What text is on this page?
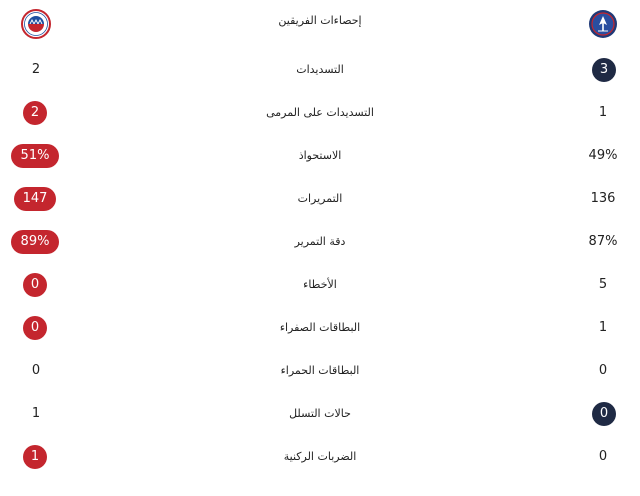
إحصاءات الفريقين
2	التسديدات	3
2	التسديدات على المرمى	1
51%	الاستحواذ	49%
147	التمريرات	136
89%	دقة التمرير	87%
0	الأخطاء	5
0	البطاقات الصفراء	1
0	البطاقات الحمراء	0
1	حالات التسلل	0
1	الضربات الركنية	0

# # # # # # #

Output every entry exactly as given; pictures are not part of the copy.

What text is on this page?
إحصاءات الفريقين
2	التسديدات	3
2	التسديدات على المرمى	1
51%	الاستحواذ	49%
147	التمريرات	136
89%	دقة التمرير	87%
0	الأخطاء	5
0	البطاقات الصفراء	1
0	البطاقات الحمراء	0
1	حالات التسلل	0
1	الضربات الركنية	0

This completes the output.